TASK TO COMPLETE:
Tally up the lines that include "document" and state that number by itself.

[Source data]

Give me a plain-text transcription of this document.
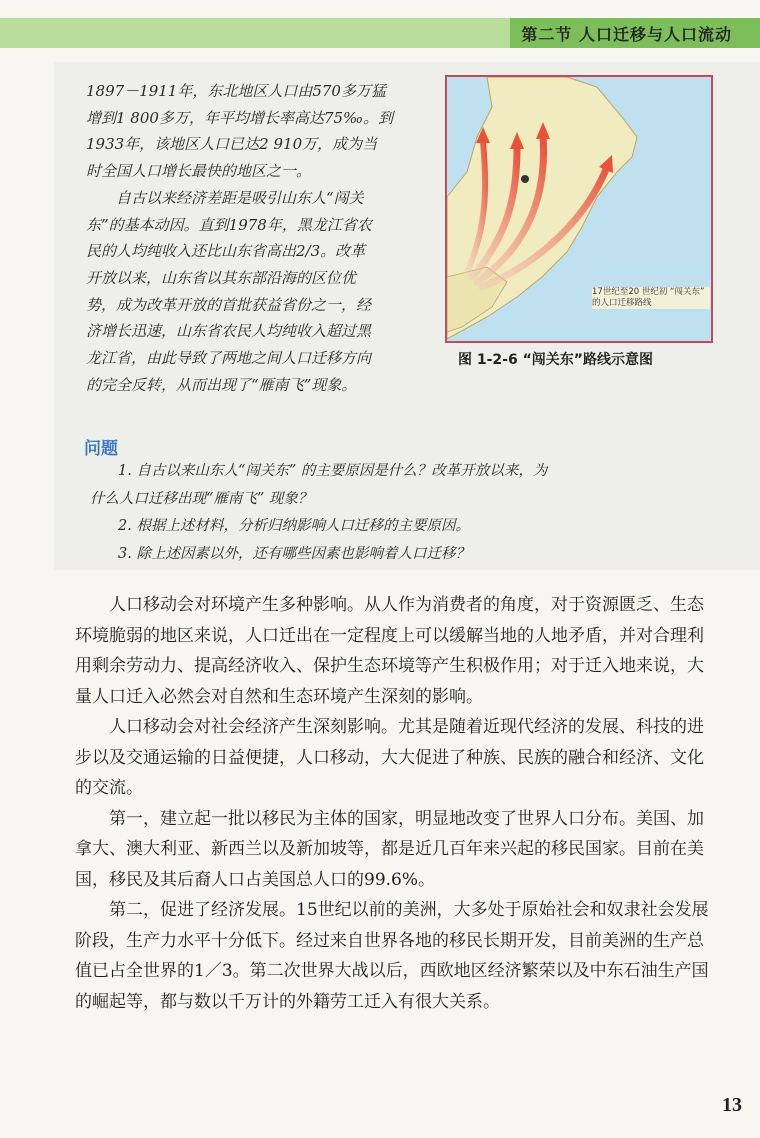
第二节 人口迁移与人口流动

1897－1911年，东北地区人口由570多万猛

增到1 800多万，年平均增长率高达75‰。到

1933年，该地区人口已达2 910万，成为当

时全国人口增长最快的地区之一。

自古以来经济差距是吸引山东人“闯关

东”的基本动因。直到1978年，黑龙江省农

民的人均纯收入还比山东省高出2/3。改革

开放以来，山东省以其东部沿海的区位优

势，成为改革开放的首批获益省份之一，经

济增长迅速，山东省农民人均纯收入超过黑

龙江省，由此导致了两地之间人口迁移方向

的完全反转，从而出现了“雁南飞”现象。

17世纪至20 世纪初 “闯关东” 的人口迁移路线
图 1-2-6 “闯关东”路线示意图
问题

1. 自古以来山东人“闯关东” 的主要原因是什么？改革开放以来，为

什么人口迁移出现“雁南飞” 现象？

2. 根据上述材料，分析归纳影响人口迁移的主要原因。

3. 除上述因素以外，还有哪些因素也影响着人口迁移？

人口移动会对环境产生多种影响。从人作为消费者的角度，对于资源匮乏、生态环境脆弱的地区来说，人口迁出在一定程度上可以缓解当地的人地矛盾，并对合理利用剩余劳动力、提高经济收入、保护生态环境等产生积极作用；对于迁入地来说，大量人口迁入必然会对自然和生态环境产生深刻的影响。

人口移动会对社会经济产生深刻影响。尤其是随着近现代经济的发展、科技的进步以及交通运输的日益便捷，人口移动，大大促进了种族、民族的融合和经济、文化的交流。

第一，建立起一批以移民为主体的国家，明显地改变了世界人口分布。美国、加拿大、澳大利亚、新西兰以及新加坡等，都是近几百年来兴起的移民国家。目前在美国，移民及其后裔人口占美国总人口的99.6%。

第二，促进了经济发展。15世纪以前的美洲，大多处于原始社会和奴隶社会发展阶段，生产力水平十分低下。经过来自世界各地的移民长期开发，目前美洲的生产总值已占全世界的1／3。第二次世界大战以后，西欧地区经济繁荣以及中东石油生产国的崛起等，都与数以千万计的外籍劳工迁入有很大关系。

13
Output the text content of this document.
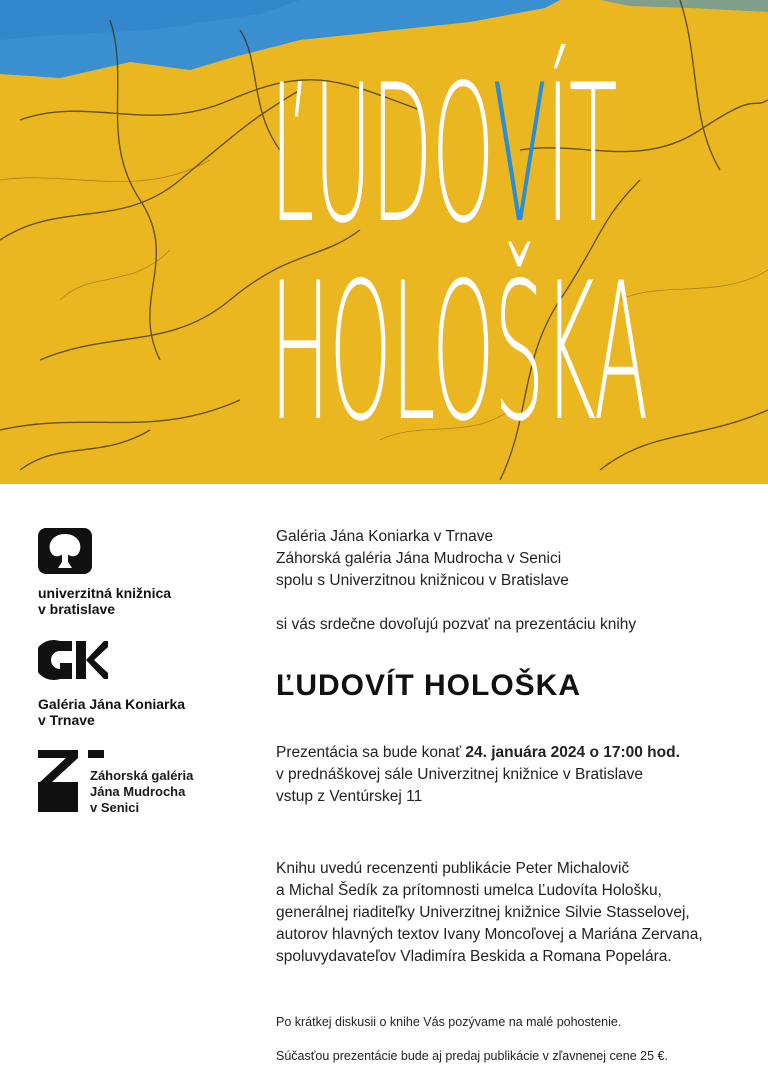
ĽUDOVÍT
HOLOŠKA
univerzitná knižnica
v bratislave
Galéria Jána Koniarka
v Trnave
Záhorská galéria
Jána Mudrocha
v Senici
Galéria Jána Koniarka v Trnave
Záhorská galéria Jána Mudrocha v Senici
spolu s Univerzitnou knižnicou v Bratislave
si vás srdečne dovoľujú pozvať na prezentáciu knihy
ĽUDOVÍT HOLOŠKA
Prezentácia sa bude konať 24. januára 2024 o 17:00 hod.
v prednáškovej sále Univerzitnej knižnice v Bratislave
vstup z Ventúrskej 11
Knihu uvedú recenzenti publikácie Peter Michalovič
a Michal Šedík za prítomnosti umelca Ľudovíta Hološku,
generálnej riaditeľky Univerzitnej knižnice Silvie Stasselovej,
autorov hlavných textov Ivany Moncoľovej a Mariána Zervana,
spoluvydavateľov Vladimíra Beskida a Romana Popelára.
Po krátkej diskusii o knihe Vás pozývame na malé pohostenie.
Súčasťou prezentácie bude aj predaj publikácie v zľavnenej cene 25 €.
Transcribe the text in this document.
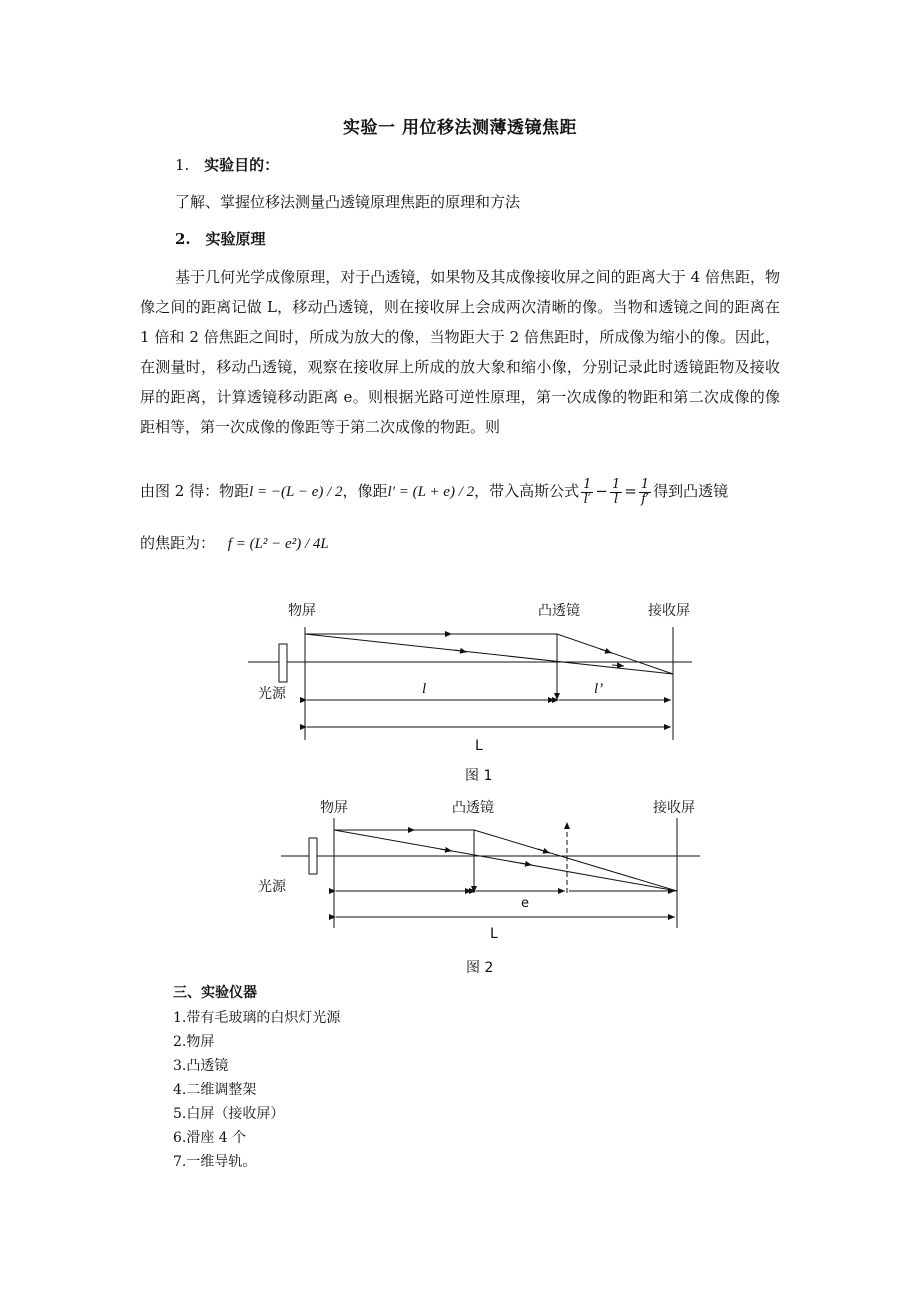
实验一 用位移法测薄透镜焦距
1. 实验目的：
了解、掌握位移法测量凸透镜原理焦距的原理和方法
2. 实验原理
基于几何光学成像原理，对于凸透镜，如果物及其成像接收屏之间的距离大于 4 倍焦距，物像之间的距离记做 L，移动凸透镜，则在接收屏上会成两次清晰的像。当物和透镜之间的距离在 1 倍和 2 倍焦距之间时，所成为放大的像，当物距大于 2 倍焦距时，所成像为缩小的像。因此，在测量时，移动凸透镜，观察在接收屏上所成的放大象和缩小像，分别记录此时透镜距物及接收屏的距离，计算透镜移动距离 e。则根据光路可逆性原理，第一次成像的物距和第二次成像的像距相等，第一次成像的像距等于第二次成像的物距。则
由图 2 得：物距l = −(L − e) / 2，像距l′ = (L + e) / 2，带入高斯公式 $\frac{1}{l'} - \frac{1}{l} = \frac{1}{f'}$ 得到凸透镜
的焦距为： f = (L² − e²) / 4L
物屏	凸透镜	接收屏
光源	l	l’
L
图 1
物屏	凸透镜	接收屏
光源
e
L
图 2
三、实验仪器
1.带有毛玻璃的白炽灯光源
2.物屏
3.凸透镜
4.二维调整架
5.白屏（接收屏）
6.滑座 4 个
7.一维导轨。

SOLUTION TO THE PROBLEM:
3